:: TASK REQUIREMENTS ::
Quote the whole listing verbatim.

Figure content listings
◇ ◇ ◇ ◇ ◇
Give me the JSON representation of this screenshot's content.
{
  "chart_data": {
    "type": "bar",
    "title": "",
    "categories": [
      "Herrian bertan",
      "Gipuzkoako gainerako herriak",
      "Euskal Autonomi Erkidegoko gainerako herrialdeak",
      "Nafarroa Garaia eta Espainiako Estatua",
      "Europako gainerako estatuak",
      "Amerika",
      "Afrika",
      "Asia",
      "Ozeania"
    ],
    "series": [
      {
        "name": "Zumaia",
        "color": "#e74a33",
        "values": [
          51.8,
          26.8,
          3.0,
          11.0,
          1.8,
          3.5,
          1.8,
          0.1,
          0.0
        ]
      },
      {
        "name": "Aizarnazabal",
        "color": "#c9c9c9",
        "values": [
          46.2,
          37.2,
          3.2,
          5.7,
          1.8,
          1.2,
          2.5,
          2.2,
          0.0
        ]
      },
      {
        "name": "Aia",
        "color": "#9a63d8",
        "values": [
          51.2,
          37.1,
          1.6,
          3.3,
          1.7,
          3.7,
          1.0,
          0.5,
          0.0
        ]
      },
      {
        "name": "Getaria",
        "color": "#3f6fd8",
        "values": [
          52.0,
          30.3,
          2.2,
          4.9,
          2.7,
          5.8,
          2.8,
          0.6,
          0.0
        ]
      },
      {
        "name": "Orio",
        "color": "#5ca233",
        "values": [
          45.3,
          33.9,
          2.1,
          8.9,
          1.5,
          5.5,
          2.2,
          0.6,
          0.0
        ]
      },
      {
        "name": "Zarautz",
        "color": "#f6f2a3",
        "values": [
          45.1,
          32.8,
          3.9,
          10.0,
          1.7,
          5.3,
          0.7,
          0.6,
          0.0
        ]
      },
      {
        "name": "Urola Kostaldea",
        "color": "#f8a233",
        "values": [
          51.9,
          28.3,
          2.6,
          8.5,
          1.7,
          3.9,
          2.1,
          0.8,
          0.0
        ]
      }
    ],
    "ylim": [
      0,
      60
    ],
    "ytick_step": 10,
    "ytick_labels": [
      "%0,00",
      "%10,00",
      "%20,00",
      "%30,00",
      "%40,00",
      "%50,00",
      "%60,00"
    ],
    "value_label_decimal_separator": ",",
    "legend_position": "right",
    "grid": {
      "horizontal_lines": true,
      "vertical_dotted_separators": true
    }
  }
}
◇ ◇ ◇ ◇ ◇
:: EXERCISE ANSWER ::
Give me the JSON representation of this screenshot's content.
{
  "chart_data": {
    "type": "bar",
    "title": "",
    "categories": [
      "Herrian bertan",
      "Gipuzkoako gainerako herriak",
      "Euskal Autonomi Erkidegoko gainerako herrialdeak",
      "Nafarroa Garaia eta Espainiako Estatua",
      "Europako gainerako estatuak",
      "Amerika",
      "Afrika",
      "Asia",
      "Ozeania"
    ],
    "series": [
      {
        "name": "Zumaia",
        "color": "#e74a33",
        "values": [
          51.8,
          26.8,
          3.0,
          11.0,
          1.8,
          3.5,
          1.8,
          0.1,
          0.0
        ]
      },
      {
        "name": "Aizarnazabal",
        "color": "#c9c9c9",
        "values": [
          46.2,
          37.2,
          3.2,
          5.7,
          1.8,
          1.2,
          2.5,
          2.2,
          0.0
        ]
      },
      {
        "name": "Aia",
        "color": "#9a63d8",
        "values": [
          51.2,
          37.1,
          1.6,
          3.3,
          1.7,
          3.7,
          1.0,
          0.5,
          0.0
        ]
      },
      {
        "name": "Getaria",
        "color": "#3f6fd8",
        "values": [
          52.0,
          30.3,
          2.2,
          4.9,
          2.7,
          5.8,
          2.8,
          0.6,
          0.0
        ]
      },
      {
        "name": "Orio",
        "color": "#5ca233",
        "values": [
          45.3,
          33.9,
          2.1,
          8.9,
          1.5,
          5.5,
          2.2,
          0.6,
          0.0
        ]
      },
      {
        "name": "Zarautz",
        "color": "#f6f2a3",
        "values": [
          45.1,
          32.8,
          3.9,
          10.0,
          1.7,
          5.3,
          0.7,
          0.6,
          0.0
        ]
      },
      {
        "name": "Urola Kostaldea",
        "color": "#f8a233",
        "values": [
          51.9,
          28.3,
          2.6,
          8.5,
          1.7,
          3.9,
          2.1,
          0.8,
          0.0
        ]
      }
    ],
    "ylim": [
      0,
      60
    ],
    "ytick_step": 10,
    "ytick_labels": [
      "%0,00",
      "%10,00",
      "%20,00",
      "%30,00",
      "%40,00",
      "%50,00",
      "%60,00"
    ],
    "value_label_decimal_separator": ",",
    "legend_position": "right",
    "grid": {
      "horizontal_lines": true,
      "vertical_dotted_separators": true
    }
  }
}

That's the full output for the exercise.